Given request:
Repeat each line exactly as it is written.

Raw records
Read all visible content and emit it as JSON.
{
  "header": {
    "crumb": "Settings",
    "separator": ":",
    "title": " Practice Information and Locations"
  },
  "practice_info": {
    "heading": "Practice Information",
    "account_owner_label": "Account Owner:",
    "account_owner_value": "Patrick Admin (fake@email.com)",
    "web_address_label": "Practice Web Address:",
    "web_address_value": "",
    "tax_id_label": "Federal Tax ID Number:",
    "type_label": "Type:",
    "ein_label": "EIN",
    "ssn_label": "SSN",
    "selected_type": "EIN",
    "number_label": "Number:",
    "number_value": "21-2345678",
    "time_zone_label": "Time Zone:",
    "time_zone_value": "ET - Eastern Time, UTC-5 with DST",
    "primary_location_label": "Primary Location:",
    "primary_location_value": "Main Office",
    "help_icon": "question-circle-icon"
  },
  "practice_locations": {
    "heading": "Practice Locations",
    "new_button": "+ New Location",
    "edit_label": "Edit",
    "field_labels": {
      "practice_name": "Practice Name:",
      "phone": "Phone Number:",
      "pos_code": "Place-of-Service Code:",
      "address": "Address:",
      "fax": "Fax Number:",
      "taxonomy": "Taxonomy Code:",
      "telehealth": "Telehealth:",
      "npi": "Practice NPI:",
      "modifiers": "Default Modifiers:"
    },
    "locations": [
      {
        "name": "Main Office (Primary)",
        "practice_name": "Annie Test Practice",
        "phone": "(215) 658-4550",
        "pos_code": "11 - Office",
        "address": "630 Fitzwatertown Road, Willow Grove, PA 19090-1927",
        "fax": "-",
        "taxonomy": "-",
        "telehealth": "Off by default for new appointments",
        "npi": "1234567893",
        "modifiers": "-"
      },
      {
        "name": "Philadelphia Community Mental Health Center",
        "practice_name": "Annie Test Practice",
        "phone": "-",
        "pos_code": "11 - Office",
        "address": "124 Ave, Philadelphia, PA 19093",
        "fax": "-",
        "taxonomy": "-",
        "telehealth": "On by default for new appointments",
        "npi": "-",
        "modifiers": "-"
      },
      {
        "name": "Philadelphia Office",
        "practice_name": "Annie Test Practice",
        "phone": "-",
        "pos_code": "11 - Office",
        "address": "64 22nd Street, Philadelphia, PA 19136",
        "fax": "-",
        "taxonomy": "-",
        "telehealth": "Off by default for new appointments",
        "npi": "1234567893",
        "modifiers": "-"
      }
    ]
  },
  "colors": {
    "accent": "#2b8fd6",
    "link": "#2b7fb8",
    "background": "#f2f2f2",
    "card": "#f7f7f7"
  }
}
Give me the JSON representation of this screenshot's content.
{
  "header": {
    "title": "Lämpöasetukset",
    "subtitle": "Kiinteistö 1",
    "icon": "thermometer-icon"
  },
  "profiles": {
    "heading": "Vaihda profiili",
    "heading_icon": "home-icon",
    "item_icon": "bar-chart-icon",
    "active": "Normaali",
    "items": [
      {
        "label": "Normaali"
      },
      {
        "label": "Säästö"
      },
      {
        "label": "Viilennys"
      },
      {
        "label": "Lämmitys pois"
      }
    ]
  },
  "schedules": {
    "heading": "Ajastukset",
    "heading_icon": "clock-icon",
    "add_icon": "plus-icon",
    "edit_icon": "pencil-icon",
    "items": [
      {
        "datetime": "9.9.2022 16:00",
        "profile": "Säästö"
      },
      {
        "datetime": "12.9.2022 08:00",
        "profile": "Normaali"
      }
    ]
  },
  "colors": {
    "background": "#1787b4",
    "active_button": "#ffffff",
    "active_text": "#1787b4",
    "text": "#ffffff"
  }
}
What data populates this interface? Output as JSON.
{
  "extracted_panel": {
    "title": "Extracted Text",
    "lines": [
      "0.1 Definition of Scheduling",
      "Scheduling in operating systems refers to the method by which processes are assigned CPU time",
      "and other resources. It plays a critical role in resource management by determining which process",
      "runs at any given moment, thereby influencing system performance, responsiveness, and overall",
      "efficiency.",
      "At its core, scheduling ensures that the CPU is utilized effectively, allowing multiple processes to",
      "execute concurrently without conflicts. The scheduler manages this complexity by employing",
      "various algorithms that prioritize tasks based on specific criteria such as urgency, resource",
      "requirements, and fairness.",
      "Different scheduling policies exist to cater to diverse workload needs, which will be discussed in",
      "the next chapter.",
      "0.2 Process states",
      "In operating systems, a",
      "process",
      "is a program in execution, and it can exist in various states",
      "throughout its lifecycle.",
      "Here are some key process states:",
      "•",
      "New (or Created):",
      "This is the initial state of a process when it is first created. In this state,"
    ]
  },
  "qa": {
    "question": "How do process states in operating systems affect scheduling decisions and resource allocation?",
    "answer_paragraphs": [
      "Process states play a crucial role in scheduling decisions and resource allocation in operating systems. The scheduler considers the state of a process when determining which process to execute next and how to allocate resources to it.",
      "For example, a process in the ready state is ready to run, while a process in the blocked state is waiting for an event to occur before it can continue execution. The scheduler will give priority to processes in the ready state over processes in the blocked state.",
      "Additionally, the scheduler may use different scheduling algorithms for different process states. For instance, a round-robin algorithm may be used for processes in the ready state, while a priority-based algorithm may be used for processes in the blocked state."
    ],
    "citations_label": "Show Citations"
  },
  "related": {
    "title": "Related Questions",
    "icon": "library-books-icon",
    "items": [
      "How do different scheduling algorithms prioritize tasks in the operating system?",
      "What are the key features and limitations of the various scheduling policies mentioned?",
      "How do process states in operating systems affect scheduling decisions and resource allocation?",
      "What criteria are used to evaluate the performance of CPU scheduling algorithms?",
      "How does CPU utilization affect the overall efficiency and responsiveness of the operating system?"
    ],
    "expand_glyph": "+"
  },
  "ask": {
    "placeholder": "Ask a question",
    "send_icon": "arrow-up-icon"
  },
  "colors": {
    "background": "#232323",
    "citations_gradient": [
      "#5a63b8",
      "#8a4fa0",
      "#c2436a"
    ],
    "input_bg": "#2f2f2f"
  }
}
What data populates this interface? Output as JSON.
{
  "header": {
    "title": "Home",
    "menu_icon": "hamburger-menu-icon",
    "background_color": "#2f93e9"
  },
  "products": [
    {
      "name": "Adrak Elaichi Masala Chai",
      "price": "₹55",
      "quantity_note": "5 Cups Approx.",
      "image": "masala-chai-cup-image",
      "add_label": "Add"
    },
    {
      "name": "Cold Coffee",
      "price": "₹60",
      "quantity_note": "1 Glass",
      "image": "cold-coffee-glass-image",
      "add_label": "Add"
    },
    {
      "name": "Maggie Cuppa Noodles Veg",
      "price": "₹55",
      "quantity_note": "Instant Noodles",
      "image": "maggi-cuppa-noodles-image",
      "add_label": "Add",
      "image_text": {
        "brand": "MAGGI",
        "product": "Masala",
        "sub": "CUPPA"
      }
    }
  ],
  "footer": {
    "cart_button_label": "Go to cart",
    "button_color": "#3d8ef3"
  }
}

Result of this task:
Read all visible content and emit it as JSON.
{
  "header": {
    "crumb": "Settings",
    "separator": ":",
    "title": " Practice Information and Locations"
  },
  "practice_info": {
    "heading": "Practice Information",
    "account_owner_label": "Account Owner:",
    "account_owner_value": "Patrick Admin (fake@email.com)",
    "web_address_label": "Practice Web Address:",
    "web_address_value": "",
    "tax_id_label": "Federal Tax ID Number:",
    "type_label": "Type:",
    "ein_label": "EIN",
    "ssn_label": "SSN",
    "selected_type": "EIN",
    "number_label": "Number:",
    "number_value": "21-2345678",
    "time_zone_label": "Time Zone:",
    "time_zone_value": "ET - Eastern Time, UTC-5 with DST",
    "primary_location_label": "Primary Location:",
    "primary_location_value": "Main Office",
    "help_icon": "question-circle-icon"
  },
  "practice_locations": {
    "heading": "Practice Locations",
    "new_button": "+ New Location",
    "edit_label": "Edit",
    "field_labels": {
      "practice_name": "Practice Name:",
      "phone": "Phone Number:",
      "pos_code": "Place-of-Service Code:",
      "address": "Address:",
      "fax": "Fax Number:",
      "taxonomy": "Taxonomy Code:",
      "telehealth": "Telehealth:",
      "npi": "Practice NPI:",
      "modifiers": "Default Modifiers:"
    },
    "locations": [
      {
        "name": "Main Office (Primary)",
        "practice_name": "Annie Test Practice",
        "phone": "(215) 658-4550",
        "pos_code": "11 - Office",
        "address": "630 Fitzwatertown Road, Willow Grove, PA 19090-1927",
        "fax": "-",
        "taxonomy": "-",
        "telehealth": "Off by default for new appointments",
        "npi": "1234567893",
        "modifiers": "-"
      },
      {
        "name": "Philadelphia Community Mental Health Center",
        "practice_name": "Annie Test Practice",
        "phone": "-",
        "pos_code": "11 - Office",
        "address": "124 Ave, Philadelphia, PA 19093",
        "fax": "-",
        "taxonomy": "-",
        "telehealth": "On by default for new appointments",
        "npi": "-",
        "modifiers": "-"
      },
      {
        "name": "Philadelphia Office",
        "practice_name": "Annie Test Practice",
        "phone": "-",
        "pos_code": "11 - Office",
        "address": "64 22nd Street, Philadelphia, PA 19136",
        "fax": "-",
        "taxonomy": "-",
        "telehealth": "Off by default for new appointments",
        "npi": "1234567893",
        "modifiers": "-"
      }
    ]
  },
  "colors": {
    "accent": "#2b8fd6",
    "link": "#2b7fb8",
    "background": "#f2f2f2",
    "card": "#f7f7f7"
  }
}
Give me the JSON representation of this screenshot's content.
{
  "header": {
    "title": "Lämpöasetukset",
    "subtitle": "Kiinteistö 1",
    "icon": "thermometer-icon"
  },
  "profiles": {
    "heading": "Vaihda profiili",
    "heading_icon": "home-icon",
    "item_icon": "bar-chart-icon",
    "active": "Normaali",
    "items": [
      {
        "label": "Normaali"
      },
      {
        "label": "Säästö"
      },
      {
        "label": "Viilennys"
      },
      {
        "label": "Lämmitys pois"
      }
    ]
  },
  "schedules": {
    "heading": "Ajastukset",
    "heading_icon": "clock-icon",
    "add_icon": "plus-icon",
    "edit_icon": "pencil-icon",
    "items": [
      {
        "datetime": "9.9.2022 16:00",
        "profile": "Säästö"
      },
      {
        "datetime": "12.9.2022 08:00",
        "profile": "Normaali"
      }
    ]
  },
  "colors": {
    "background": "#1787b4",
    "active_button": "#ffffff",
    "active_text": "#1787b4",
    "text": "#ffffff"
  }
}
What data populates this interface? Output as JSON.
{
  "extracted_panel": {
    "title": "Extracted Text",
    "lines": [
      "0.1 Definition of Scheduling",
      "Scheduling in operating systems refers to the method by which processes are assigned CPU time",
      "and other resources. It plays a critical role in resource management by determining which process",
      "runs at any given moment, thereby influencing system performance, responsiveness, and overall",
      "efficiency.",
      "At its core, scheduling ensures that the CPU is utilized effectively, allowing multiple processes to",
      "execute concurrently without conflicts. The scheduler manages this complexity by employing",
      "various algorithms that prioritize tasks based on specific criteria such as urgency, resource",
      "requirements, and fairness.",
      "Different scheduling policies exist to cater to diverse workload needs, which will be discussed in",
      "the next chapter.",
      "0.2 Process states",
      "In operating systems, a",
      "process",
      "is a program in execution, and it can exist in various states",
      "throughout its lifecycle.",
      "Here are some key process states:",
      "•",
      "New (or Created):",
      "This is the initial state of a process when it is first created. In this state,"
    ]
  },
  "qa": {
    "question": "How do process states in operating systems affect scheduling decisions and resource allocation?",
    "answer_paragraphs": [
      "Process states play a crucial role in scheduling decisions and resource allocation in operating systems. The scheduler considers the state of a process when determining which process to execute next and how to allocate resources to it.",
      "For example, a process in the ready state is ready to run, while a process in the blocked state is waiting for an event to occur before it can continue execution. The scheduler will give priority to processes in the ready state over processes in the blocked state.",
      "Additionally, the scheduler may use different scheduling algorithms for different process states. For instance, a round-robin algorithm may be used for processes in the ready state, while a priority-based algorithm may be used for processes in the blocked state."
    ],
    "citations_label": "Show Citations"
  },
  "related": {
    "title": "Related Questions",
    "icon": "library-books-icon",
    "items": [
      "How do different scheduling algorithms prioritize tasks in the operating system?",
      "What are the key features and limitations of the various scheduling policies mentioned?",
      "How do process states in operating systems affect scheduling decisions and resource allocation?",
      "What criteria are used to evaluate the performance of CPU scheduling algorithms?",
      "How does CPU utilization affect the overall efficiency and responsiveness of the operating system?"
    ],
    "expand_glyph": "+"
  },
  "ask": {
    "placeholder": "Ask a question",
    "send_icon": "arrow-up-icon"
  },
  "colors": {
    "background": "#232323",
    "citations_gradient": [
      "#5a63b8",
      "#8a4fa0",
      "#c2436a"
    ],
    "input_bg": "#2f2f2f"
  }
}
What data populates this interface? Output as JSON.
{
  "header": {
    "title": "Home",
    "menu_icon": "hamburger-menu-icon",
    "background_color": "#2f93e9"
  },
  "products": [
    {
      "name": "Adrak Elaichi Masala Chai",
      "price": "₹55",
      "quantity_note": "5 Cups Approx.",
      "image": "masala-chai-cup-image",
      "add_label": "Add"
    },
    {
      "name": "Cold Coffee",
      "price": "₹60",
      "quantity_note": "1 Glass",
      "image": "cold-coffee-glass-image",
      "add_label": "Add"
    },
    {
      "name": "Maggie Cuppa Noodles Veg",
      "price": "₹55",
      "quantity_note": "Instant Noodles",
      "image": "maggi-cuppa-noodles-image",
      "add_label": "Add",
      "image_text": {
        "brand": "MAGGI",
        "product": "Masala",
        "sub": "CUPPA"
      }
    }
  ],
  "footer": {
    "cart_button_label": "Go to cart",
    "button_color": "#3d8ef3"
  }
}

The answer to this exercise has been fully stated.